→ **Dataset rows about figures**:
-.-.-

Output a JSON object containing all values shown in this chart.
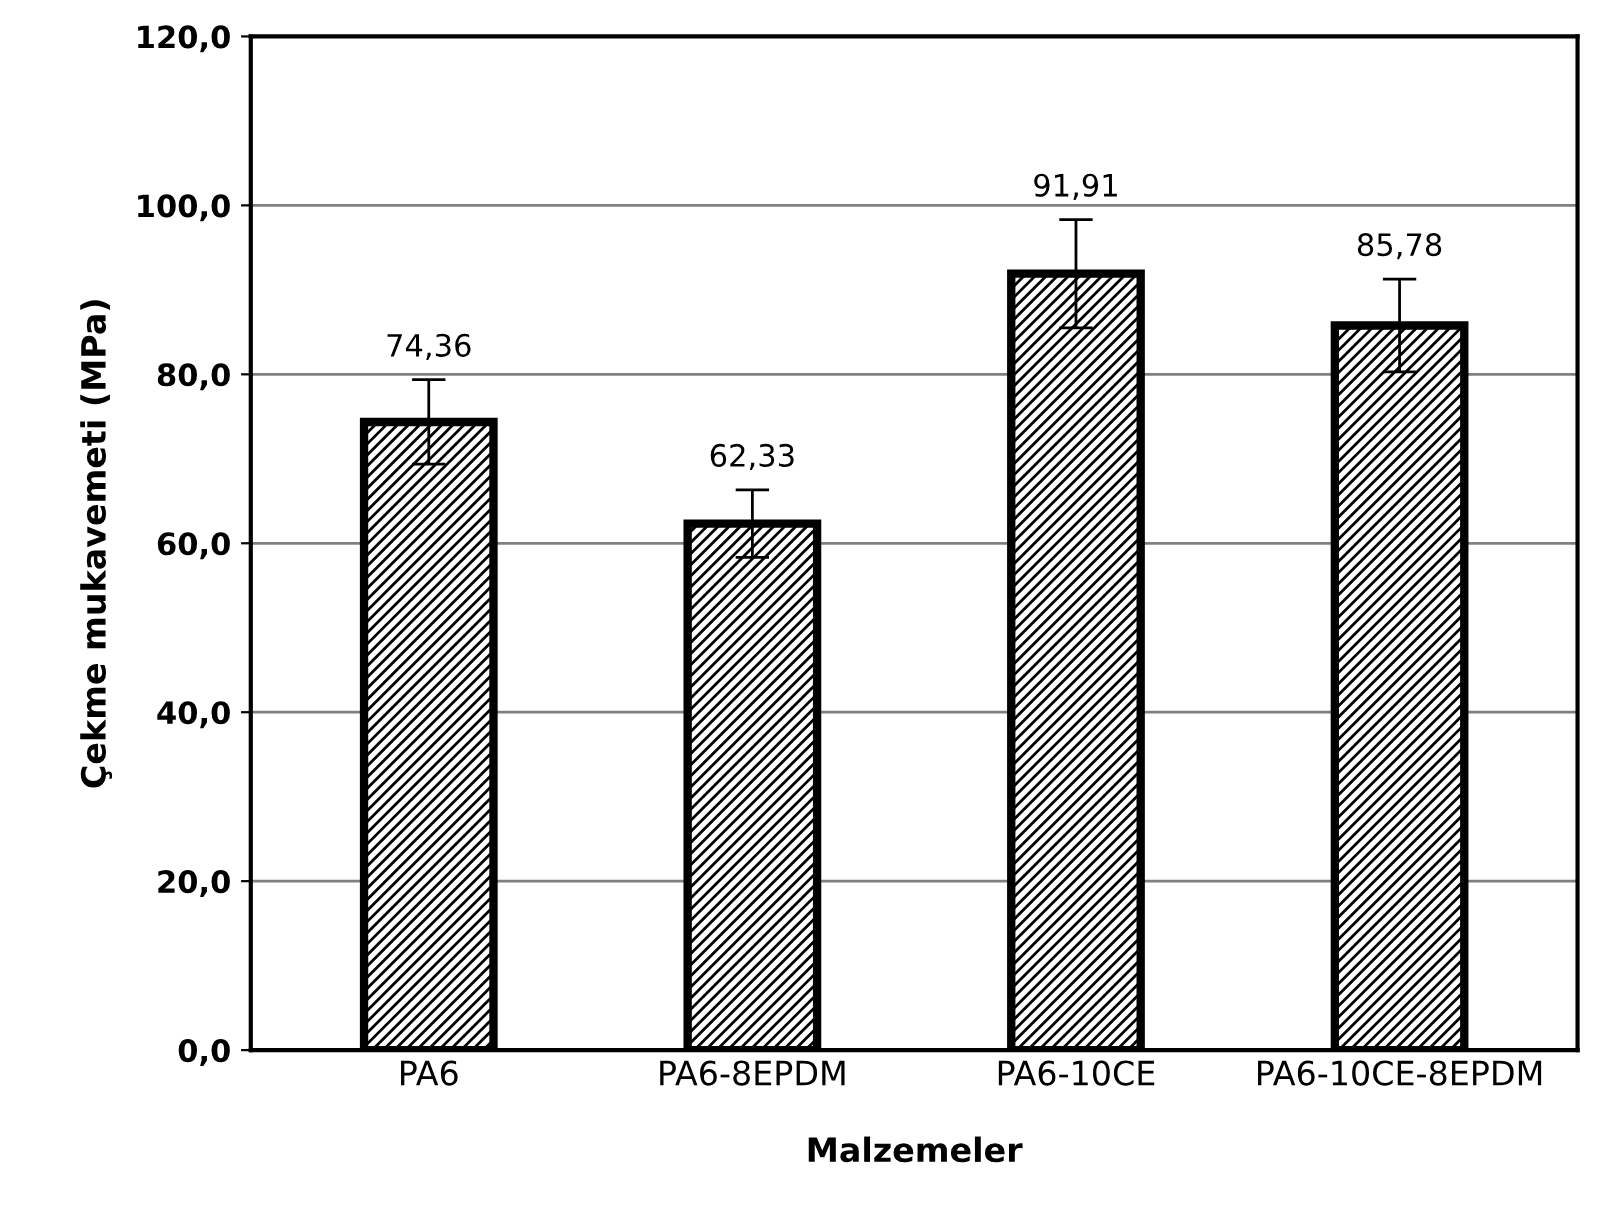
{
  "chart_data": {
    "type": "bar",
    "xlabel": "Malzemeler",
    "ylabel": "Çekme mukavemeti (MPa)",
    "categories": [
      "PA6",
      "PA6-8EPDM",
      "PA6-10CE",
      "PA6-10CE-8EPDM"
    ],
    "values": [
      74.36,
      62.33,
      91.91,
      85.78
    ],
    "value_labels": [
      "74,36",
      "62,33",
      "91,91",
      "85,78"
    ],
    "errors": [
      5,
      4,
      6.4,
      5.5
    ],
    "color": "#000000",
    "ylim": [
      0,
      120
    ],
    "yticks": [
      {
        "value": 0,
        "label": "0,0"
      },
      {
        "value": 20,
        "label": "20,0"
      },
      {
        "value": 40,
        "label": "40,0"
      },
      {
        "value": 60,
        "label": "60,0"
      },
      {
        "value": 80,
        "label": "80,0"
      },
      {
        "value": 100,
        "label": "100,0"
      },
      {
        "value": 120,
        "label": "120,0"
      }
    ],
    "grid": "y"
  }
}
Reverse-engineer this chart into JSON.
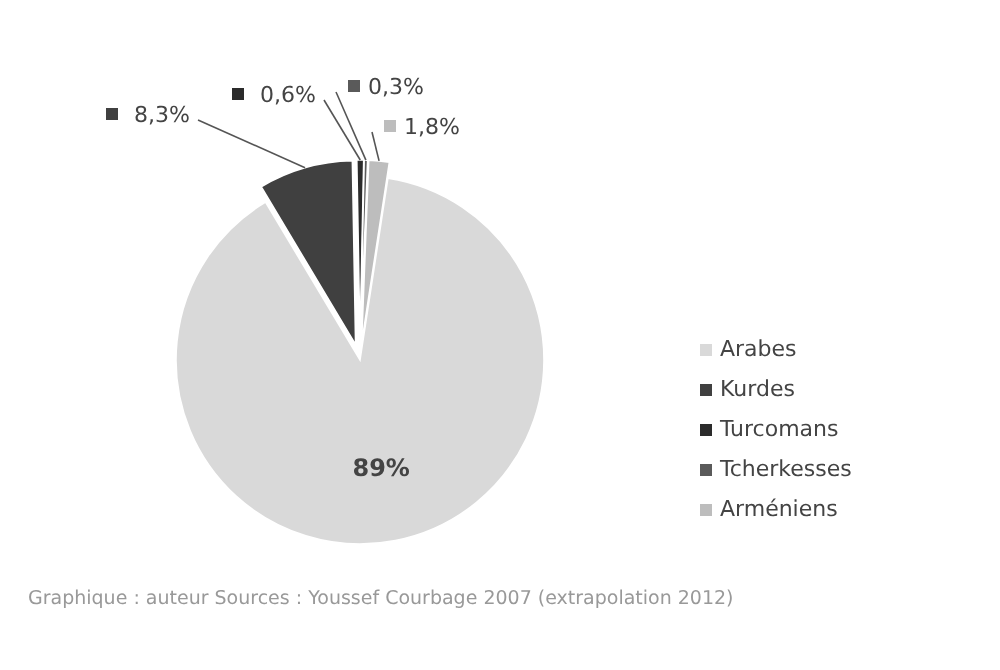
{
  "chart_data": {
    "type": "pie",
    "categories": [
      "Arabes",
      "Kurdes",
      "Turcomans",
      "Tcherkesses",
      "Arméniens"
    ],
    "values": [
      89,
      8.3,
      0.6,
      0.3,
      1.8
    ],
    "value_labels": [
      "89%",
      "8,3%",
      "0,6%",
      "0,3%",
      "1,8%"
    ],
    "colors": [
      "#d9d9d9",
      "#404040",
      "#2b2b2b",
      "#5a5a5a",
      "#bdbdbd"
    ],
    "legend": "right",
    "annotations": [
      "Graphique : auteur Sources : Youssef Courbage 2007 (extrapolation 2012)"
    ]
  }
}
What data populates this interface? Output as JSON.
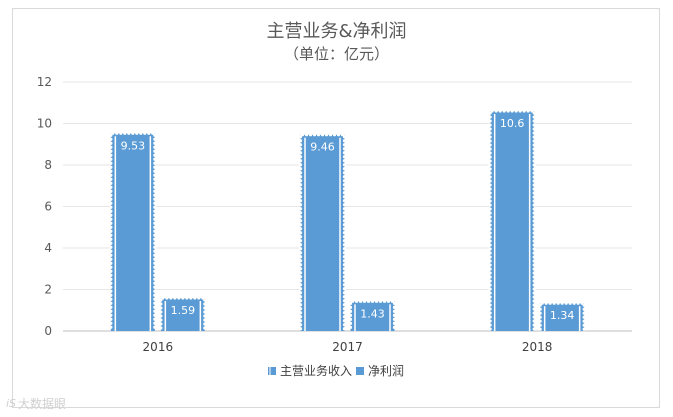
{
  "chart_data": {
    "type": "bar",
    "title": "主营业务&净利润",
    "subtitle": "（单位：亿元）",
    "categories": [
      "2016",
      "2017",
      "2018"
    ],
    "series": [
      {
        "name": "主营业务收入",
        "values": [
          9.53,
          9.46,
          10.6
        ],
        "labels": [
          "9.53",
          "9.46",
          "10.6"
        ],
        "color": "#5b9bd5"
      },
      {
        "name": "净利润",
        "values": [
          1.59,
          1.43,
          1.34
        ],
        "labels": [
          "1.59",
          "1.43",
          "1.34"
        ],
        "color": "#5b9bd5"
      }
    ],
    "yticks": [
      "0",
      "2",
      "4",
      "6",
      "8",
      "10",
      "12"
    ],
    "ylim": [
      0,
      12
    ],
    "grid": true,
    "legend": "bottom"
  },
  "watermark": {
    "logo": "iS",
    "text": "大数据眼"
  }
}
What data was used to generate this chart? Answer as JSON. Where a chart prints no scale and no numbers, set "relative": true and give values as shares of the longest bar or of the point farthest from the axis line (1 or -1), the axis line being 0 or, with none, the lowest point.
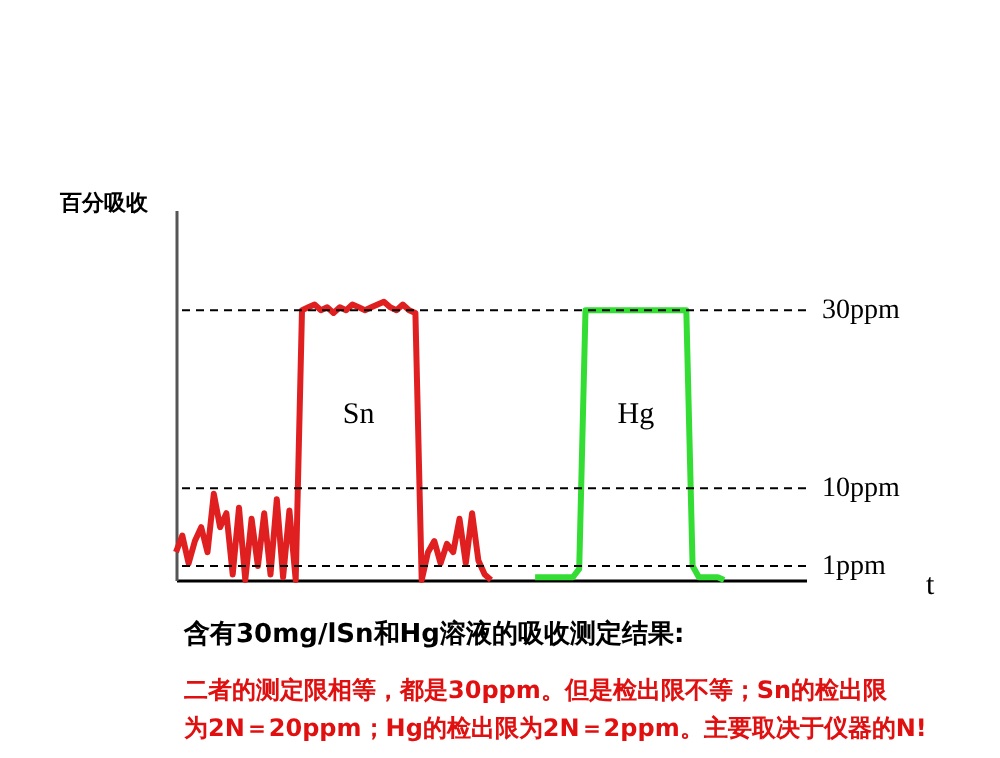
{
  "chart_data": {
    "type": "line",
    "relative": true,
    "xlabel": "t",
    "ylabel": "百分吸收",
    "categories": [
      null,
      null,
      null,
      null,
      null,
      null,
      null,
      null,
      null,
      null,
      null,
      null,
      null,
      null,
      null,
      null,
      null,
      null,
      null,
      null,
      null,
      null,
      null,
      null,
      null,
      null,
      null,
      null,
      null,
      null,
      null,
      null,
      null,
      null,
      null,
      null,
      null,
      null,
      null,
      null,
      null,
      null,
      null,
      null,
      null,
      null,
      null,
      null,
      null,
      null,
      null,
      null,
      null,
      null,
      null,
      null,
      null,
      null,
      null,
      null,
      null,
      null,
      null,
      null,
      null,
      null,
      null,
      null,
      null,
      null,
      null,
      null,
      null,
      null,
      null,
      null,
      null,
      null,
      null,
      null,
      null,
      null,
      null,
      null,
      null,
      null,
      null,
      null,
      null,
      null,
      null,
      null,
      null,
      null,
      null,
      null,
      null,
      null,
      null,
      null,
      null
    ],
    "series": [
      {
        "name": "Sn",
        "color": "#e02020",
        "values": [
          0.1,
          0.16,
          0.06,
          0.14,
          0.19,
          0.1,
          0.31,
          0.19,
          0.24,
          0.02,
          0.26,
          0,
          0.22,
          0.05,
          0.24,
          0.02,
          0.29,
          0.01,
          0.25,
          0,
          0.97,
          0.98,
          0.99,
          0.97,
          0.98,
          0.96,
          0.98,
          0.97,
          0.99,
          0.98,
          0.97,
          0.98,
          0.99,
          1.0,
          0.98,
          0.97,
          0.99,
          0.97,
          0.96,
          0,
          0.1,
          0.14,
          0.06,
          0.13,
          0.1,
          0.22,
          0.06,
          0.24,
          0.07,
          0.02,
          0,
          null,
          null,
          null,
          null,
          null,
          null,
          null,
          null,
          null,
          null,
          null,
          null,
          null,
          null,
          null,
          null,
          null,
          null,
          null,
          null,
          null,
          null,
          null,
          null,
          null,
          null,
          null,
          null,
          null,
          null,
          null,
          null,
          null,
          null,
          null,
          null,
          null,
          null,
          null,
          null,
          null,
          null,
          null,
          null,
          null,
          null,
          null,
          null,
          null,
          null
        ]
      },
      {
        "name": "Hg",
        "color": "#33dd33",
        "values": [
          null,
          null,
          null,
          null,
          null,
          null,
          null,
          null,
          null,
          null,
          null,
          null,
          null,
          null,
          null,
          null,
          null,
          null,
          null,
          null,
          null,
          null,
          null,
          null,
          null,
          null,
          null,
          null,
          null,
          null,
          null,
          null,
          null,
          null,
          null,
          null,
          null,
          null,
          null,
          null,
          null,
          null,
          null,
          null,
          null,
          null,
          null,
          null,
          null,
          null,
          null,
          null,
          null,
          null,
          null,
          null,
          null,
          0.01,
          0.01,
          0.01,
          0.01,
          0.01,
          0.01,
          0.01,
          0.04,
          0.97,
          0.97,
          0.97,
          0.97,
          0.97,
          0.97,
          0.97,
          0.97,
          0.97,
          0.97,
          0.97,
          0.97,
          0.97,
          0.97,
          0.97,
          0.97,
          0.97,
          0.05,
          0.01,
          0.01,
          0.01,
          0.01,
          0,
          null,
          null,
          null,
          null,
          null,
          null,
          null,
          null,
          null,
          null,
          null,
          null,
          null
        ]
      }
    ],
    "ref_lines": [
      {
        "axis": "y",
        "value": 0.97,
        "label": "30ppm",
        "line_style": "dashed"
      },
      {
        "axis": "y",
        "value": 0.33,
        "label": "10ppm",
        "line_style": "dashed"
      },
      {
        "axis": "y",
        "value": 0.05,
        "label": "1ppm",
        "line_style": "dashed"
      }
    ],
    "annotations": [
      "含有30mg/lSn和Hg溶液的吸收测定结果:",
      "二者的测定限相等，都是30ppm。但是检出限不等；Sn的检出限",
      "为2N＝20ppm；Hg的检出限为2N＝2ppm。主要取决于仪器的N!"
    ]
  }
}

-.-.-

→ **WHAT THIS TASK INVOLVES**: The answer is the number of lines in the preceding material that hold "relative"; write that number and nothing else.

→ **RESULT BELOW**: 2